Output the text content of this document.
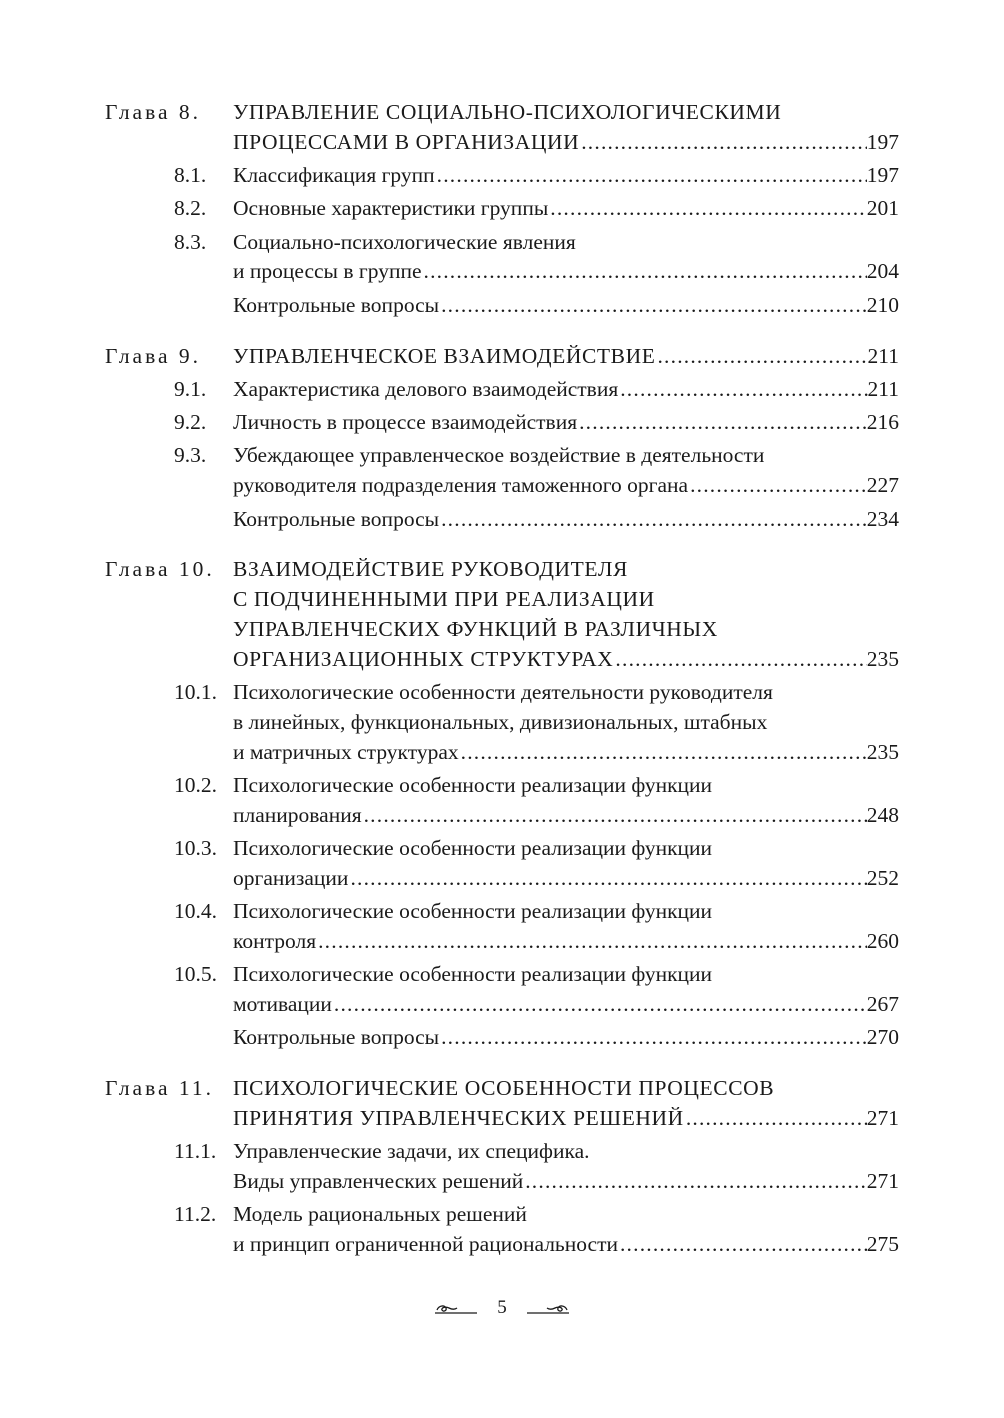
Глава 8. УПРАВЛЕНИЕ СОЦИАЛЬНО-ПСИХОЛОГИЧЕСКИМИ
ПРОЦЕССАМИ В ОРГАНИЗАЦИИ .....	197
8.1. Классификация групп .....	197
8.2. Основные характеристики группы .....	201
8.3. Социально-психологические явления
и процессы в группе .....	204
Контрольные вопросы .....	210
Глава 9. УПРАВЛЕНЧЕСКОЕ ВЗАИМОДЕЙСТВИЕ .....	211
9.1. Характеристика делового взаимодействия .....	211
9.2. Личность в процессе взаимодействия .....	216
9.3. Убеждающее управленческое воздействие в деятельности
руководителя подразделения таможенного органа .....	227
Контрольные вопросы .....	234
Глава 10. ВЗАИМОДЕЙСТВИЕ РУКОВОДИТЕЛЯ
С ПОДЧИНЕННЫМИ ПРИ РЕАЛИЗАЦИИ
УПРАВЛЕНЧЕСКИХ ФУНКЦИЙ В РАЗЛИЧНЫХ
ОРГАНИЗАЦИОННЫХ СТРУКТУРАХ .....	235
10.1. Психологические особенности деятельности руководителя
в линейных, функциональных, дивизиональных, штабных
и матричных структурах .....	235
10.2. Психологические особенности реализации функции
планирования .....	248
10.3. Психологические особенности реализации функции
организации .....	252
10.4. Психологические особенности реализации функции
контроля .....	260
10.5. Психологические особенности реализации функции
мотивации .....	267
Контрольные вопросы .....	270
Глава 11. ПСИХОЛОГИЧЕСКИЕ ОСОБЕННОСТИ ПРОЦЕССОВ
ПРИНЯТИЯ УПРАВЛЕНЧЕСКИХ РЕШЕНИЙ .....	271
11.1. Управленческие задачи, их специфика.
Виды управленческих решений .....	271
11.2. Модель рациональных решений
и принцип ограниченной рациональности .....	275
5
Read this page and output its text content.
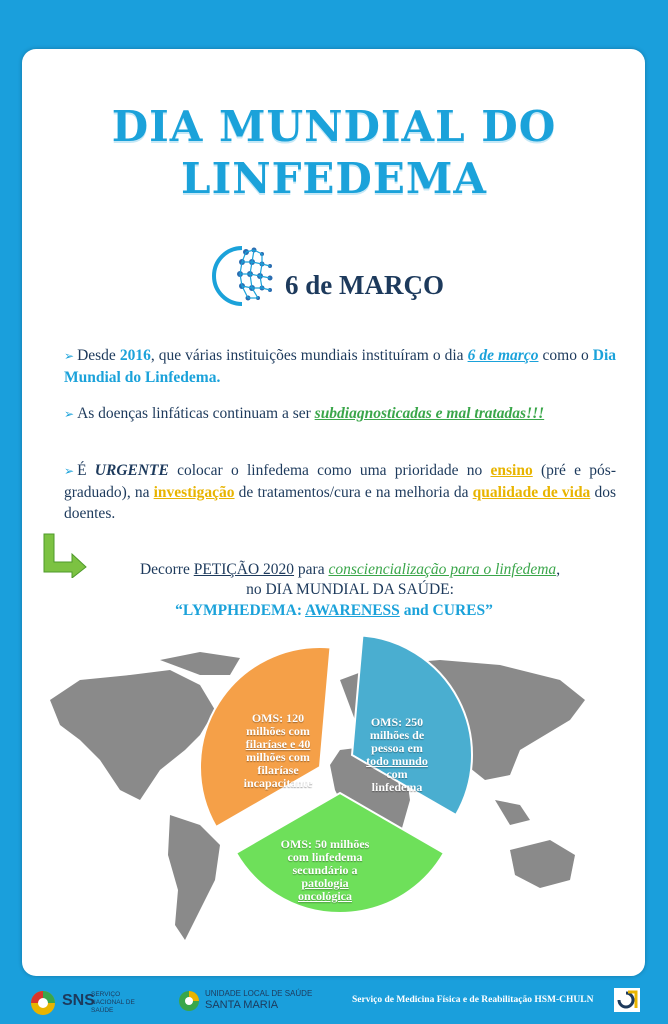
DIA MUNDIAL DO
LINFEDEMA
6 de MARÇO
➢ Desde 2016, que várias instituições mundiais instituíram o dia 6 de março como o Dia Mundial do Linfedema.
➢ As doenças linfáticas continuam a ser subdiagnosticadas e mal tratadas!!!
➢ É URGENTE colocar o linfedema como uma prioridade no ensino (pré e pós-graduado), na investigação de tratamentos/cura e na melhoria da qualidade de vida dos doentes.
Decorre PETIÇÃO 2020 para consciencialização para o linfedema,
no DIA MUNDIAL DA SAÚDE:
“LYMPHEDEMA: AWARENESS and CURES”
OMS: 250
milhões de
pessoa em
todo mundo
com
linfedema
OMS: 50 milhões
com linfedema
secundário a
patologia
oncológica
OMS: 120
milhões com
filaríase e 40
milhões com
filaríase
incapacitante
SNS
SERVIÇO NACIONAL DE SAÚDE
UNIDADE LOCAL DE SAÚDE
SANTA MARIA	Serviço de Medicina Física e de Reabilitação HSM-CHULN
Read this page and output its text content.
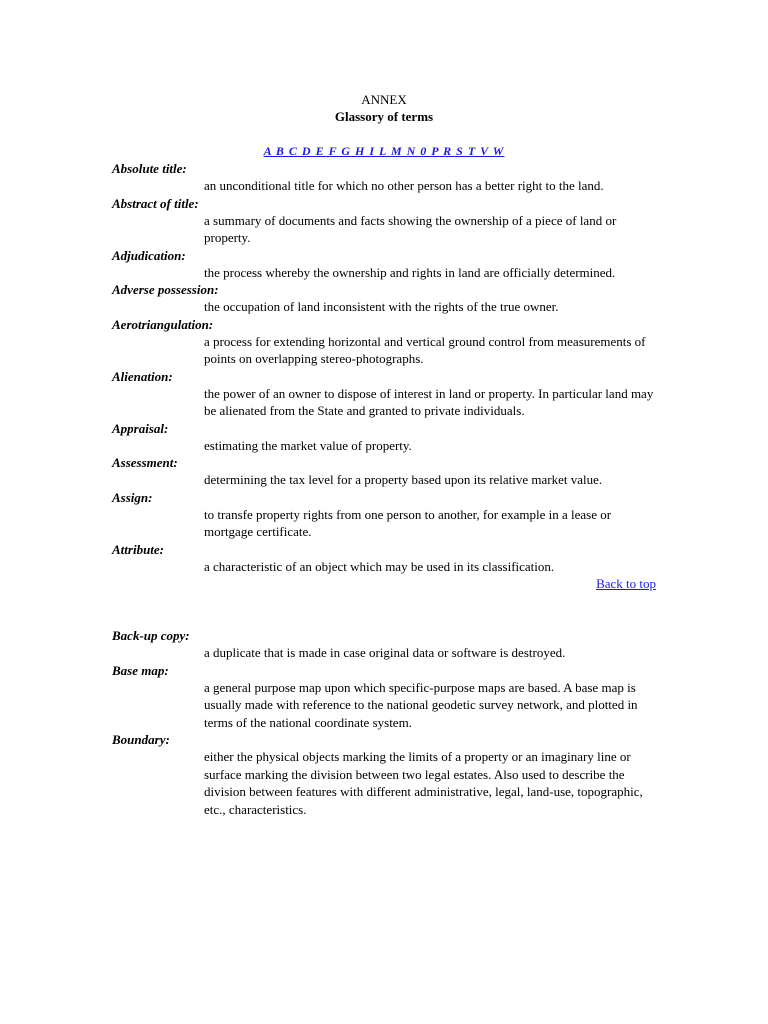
ANNEX
Glassory of terms
A B C D E F G H I L M N 0 P R S T V W

Absolute title:

an unconditional title for which no other person has a better right to the land.

Abstract of title:

a summary of documents and facts showing the ownership of a piece of land or property.

Adjudication:

the process whereby the ownership and rights in land are officially determined.

Adverse possession:

the occupation of land inconsistent with the rights of the true owner.

Aerotriangulation:

a process for extending horizontal and vertical ground control from measurements of points on overlapping stereo-photographs.

Alienation:

the power of an owner to dispose of interest in land or property. In particular land may be alienated from the State and granted to private individuals.

Appraisal:

estimating the market value of property.

Assessment:

determining the tax level for a property based upon its relative market value.

Assign:

to transfe property rights from one person to another, for example in a lease or mortgage certificate.

Attribute:

a characteristic of an object which may be used in its classification.

Back to top

Back-up copy:

a duplicate that is made in case original data or software is destroyed.

Base map:

a general purpose map upon which specific-purpose maps are based. A base map is usually made with reference to the national geodetic survey network, and plotted in terms of the national coordinate system.

Boundary:

either the physical objects marking the limits of a property or an imaginary line or surface marking the division between two legal estates. Also used to describe the division between features with different administrative, legal, land-use, topographic, etc., characteristics.
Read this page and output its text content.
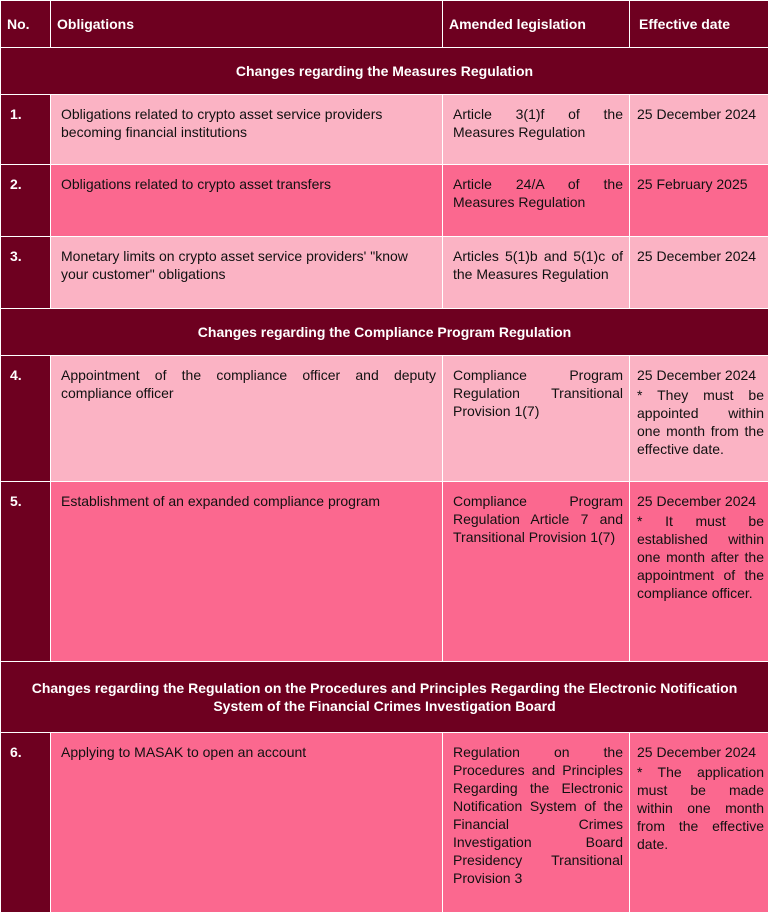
No.	Obligations	Amended legislation	Effective date
Changes regarding the Measures Regulation			
1.	Obligations related to crypto asset service providers becoming financial institutions	Article 3(1)f of the Measures Regulation	25 December 2024
2.	Obligations related to crypto asset transfers	Article 24/A of the Measures Regulation	25 February 2025
3.	Monetary limits on crypto asset service providers' "know your customer" obligations	Articles 5(1)b and 5(1)c of the Measures Regulation	25 December 2024
Changes regarding the Compliance Program Regulation			
4.	Appointment of the compliance officer and deputy compliance officer	Compliance Program Regulation Transitional Provision 1(7)	25 December 2024
* They must be appointed within one month from the effective date.

5.	Establishment of an expanded compliance program	Compliance Program Regulation Article 7 and Transitional Provision 1(7)	25 December 2024
* It must be established within one month after the appointment of the compliance officer.

Changes regarding the Regulation on the Procedures and Principles Regarding the Electronic Notification System of the Financial Crimes Investigation Board			
6.	Applying to MASAK to open an account	Regulation on the Procedures and Principles Regarding the Electronic Notification System of the Financial Crimes Investigation Board Presidency Transitional Provision 3	25 December 2024
* The application must be made within one month from the effective date.
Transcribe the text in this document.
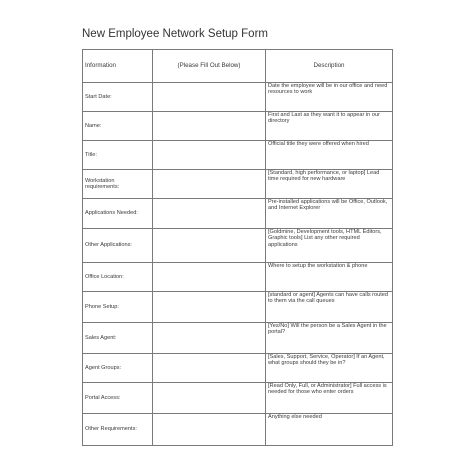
New Employee Network Setup Form
Information	(Please Fill Out Below)	Description
Start Date:		Date the employee will be in our office and need resources to work
Name:		First and Last as they want it to appear in our directory
Title:		Official title they were offered when hired
Workstation requirements:		[Standard, high performance, or laptop] Lead time required for new hardware
Applications Needed:		Pre-installed applications will be Office, Outlook, and Internet Explorer
Other Applications:		[Goldmine, Development tools, HTML Editors, Graphic tools] List any other required applications
Office Location:		Where to setup the workstation & phone
Phone Setup:		[standard or agent] Agents can have calls routed to them via the call queues
Sales Agent:		[Yes/No] Will the person be a Sales Agent in the portal?
Agent Groups:		[Sales, Support, Service, Operator] If an Agent, what groups should they be in?
Portal Access:		[Read Only, Full, or Administrator] Full access is needed for those who enter orders
Other Requirements:		Anything else needed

---+---

• **Task details**:
Without the pictures, restate all of the entries above verbatim.

• **Result of the task**:
Output the text content of this document.
Глава 8. УПРАВЛЕНИЕ СОЦИАЛЬНО-ПСИХОЛОГИЧЕСКИМИ
ПРОЦЕССАМИ В ОРГАНИЗАЦИИ .....	197
8.1. Классификация групп .....	197
8.2. Основные характеристики группы .....	201
8.3. Социально-психологические явления
и процессы в группе .....	204
Контрольные вопросы .....	210
Глава 9. УПРАВЛЕНЧЕСКОЕ ВЗАИМОДЕЙСТВИЕ .....	211
9.1. Характеристика делового взаимодействия .....	211
9.2. Личность в процессе взаимодействия .....	216
9.3. Убеждающее управленческое воздействие в деятельности
руководителя подразделения таможенного органа .....	227
Контрольные вопросы .....	234
Глава 10. ВЗАИМОДЕЙСТВИЕ РУКОВОДИТЕЛЯ
С ПОДЧИНЕННЫМИ ПРИ РЕАЛИЗАЦИИ
УПРАВЛЕНЧЕСКИХ ФУНКЦИЙ В РАЗЛИЧНЫХ
ОРГАНИЗАЦИОННЫХ СТРУКТУРАХ .....	235
10.1. Психологические особенности деятельности руководителя
в линейных, функциональных, дивизиональных, штабных
и матричных структурах .....	235
10.2. Психологические особенности реализации функции
планирования .....	248
10.3. Психологические особенности реализации функции
организации .....	252
10.4. Психологические особенности реализации функции
контроля .....	260
10.5. Психологические особенности реализации функции
мотивации .....	267
Контрольные вопросы .....	270
Глава 11. ПСИХОЛОГИЧЕСКИЕ ОСОБЕННОСТИ ПРОЦЕССОВ
ПРИНЯТИЯ УПРАВЛЕНЧЕСКИХ РЕШЕНИЙ .....	271
11.1. Управленческие задачи, их специфика.
Виды управленческих решений .....	271
11.2. Модель рациональных решений
и принцип ограниченной рациональности .....	275
5
Read this page and output its text content.
DIA MUNDIAL DO
LINFEDEMA
6 de MARÇO
➢ Desde 2016, que várias instituições mundiais instituíram o dia 6 de março como o Dia Mundial do Linfedema.
➢ As doenças linfáticas continuam a ser subdiagnosticadas e mal tratadas!!!
➢ É URGENTE colocar o linfedema como uma prioridade no ensino (pré e pós-graduado), na investigação de tratamentos/cura e na melhoria da qualidade de vida dos doentes.
Decorre PETIÇÃO 2020 para consciencialização para o linfedema,
no DIA MUNDIAL DA SAÚDE:
“LYMPHEDEMA: AWARENESS and CURES”
OMS: 250
milhões de
pessoa em
todo mundo
com
linfedema
OMS: 50 milhões
com linfedema
secundário a
patologia
oncológica
OMS: 120
milhões com
filaríase e 40
milhões com
filaríase
incapacitante
SNS
SERVIÇO NACIONAL DE SAÚDE
UNIDADE LOCAL DE SAÚDE
SANTA MARIA	Serviço de Medicina Física e de Reabilitação HSM-CHULN
Read this page and output its text content.
ANNEX
Glassory of terms
A B C D E F G H I L M N 0 P R S T V W

Absolute title:

an unconditional title for which no other person has a better right to the land.

Abstract of title:

a summary of documents and facts showing the ownership of a piece of land or property.

Adjudication:

the process whereby the ownership and rights in land are officially determined.

Adverse possession:

the occupation of land inconsistent with the rights of the true owner.

Aerotriangulation:

a process for extending horizontal and vertical ground control from measurements of points on overlapping stereo-photographs.

Alienation:

the power of an owner to dispose of interest in land or property. In particular land may be alienated from the State and granted to private individuals.

Appraisal:

estimating the market value of property.

Assessment:

determining the tax level for a property based upon its relative market value.

Assign:

to transfe property rights from one person to another, for example in a lease or mortgage certificate.

Attribute:

a characteristic of an object which may be used in its classification.

Back to top

Back-up copy:

a duplicate that is made in case original data or software is destroyed.

Base map:

a general purpose map upon which specific-purpose maps are based. A base map is usually made with reference to the national geodetic survey network, and plotted in terms of the national coordinate system.

Boundary:

either the physical objects marking the limits of a property or an imaginary line or surface marking the division between two legal estates. Also used to describe the division between features with different administrative, legal, land-use, topographic, etc., characteristics.
Read this page and output its text content.
No.	Obligations	Amended legislation	Effective date
Changes regarding the Measures Regulation			
1.	Obligations related to crypto asset service providers becoming financial institutions	Article 3(1)f of the Measures Regulation	25 December 2024
2.	Obligations related to crypto asset transfers	Article 24/A of the Measures Regulation	25 February 2025
3.	Monetary limits on crypto asset service providers' "know your customer" obligations	Articles 5(1)b and 5(1)c of the Measures Regulation	25 December 2024
Changes regarding the Compliance Program Regulation			
4.	Appointment of the compliance officer and deputy compliance officer	Compliance Program Regulation Transitional Provision 1(7)	25 December 2024
* They must be appointed within one month from the effective date.

5.	Establishment of an expanded compliance program	Compliance Program Regulation Article 7 and Transitional Provision 1(7)	25 December 2024
* It must be established within one month after the appointment of the compliance officer.

Changes regarding the Regulation on the Procedures and Principles Regarding the Electronic Notification System of the Financial Crimes Investigation Board			
6.	Applying to MASAK to open an account	Regulation on the Procedures and Principles Regarding the Electronic Notification System of the Financial Crimes Investigation Board Presidency Transitional Provision 3	25 December 2024
* The application must be made within one month from the effective date.
Transcribe the text in this document.
New Employee Network Setup Form
Information	(Please Fill Out Below)	Description
Start Date:		Date the employee will be in our office and need resources to work
Name:		First and Last as they want it to appear in our directory
Title:		Official title they were offered when hired
Workstation requirements:		[Standard, high performance, or laptop] Lead time required for new hardware
Applications Needed:		Pre-installed applications will be Office, Outlook, and Internet Explorer
Other Applications:		[Goldmine, Development tools, HTML Editors, Graphic tools] List any other required applications
Office Location:		Where to setup the workstation & phone
Phone Setup:		[standard or agent] Agents can have calls routed to them via the call queues
Sales Agent:		[Yes/No] Will the person be a Sales Agent in the portal?
Agent Groups:		[Sales, Support, Service, Operator] If an Agent, what groups should they be in?
Portal Access:		[Read Only, Full, or Administrator] Full access is needed for those who enter orders
Other Requirements:		Anything else needed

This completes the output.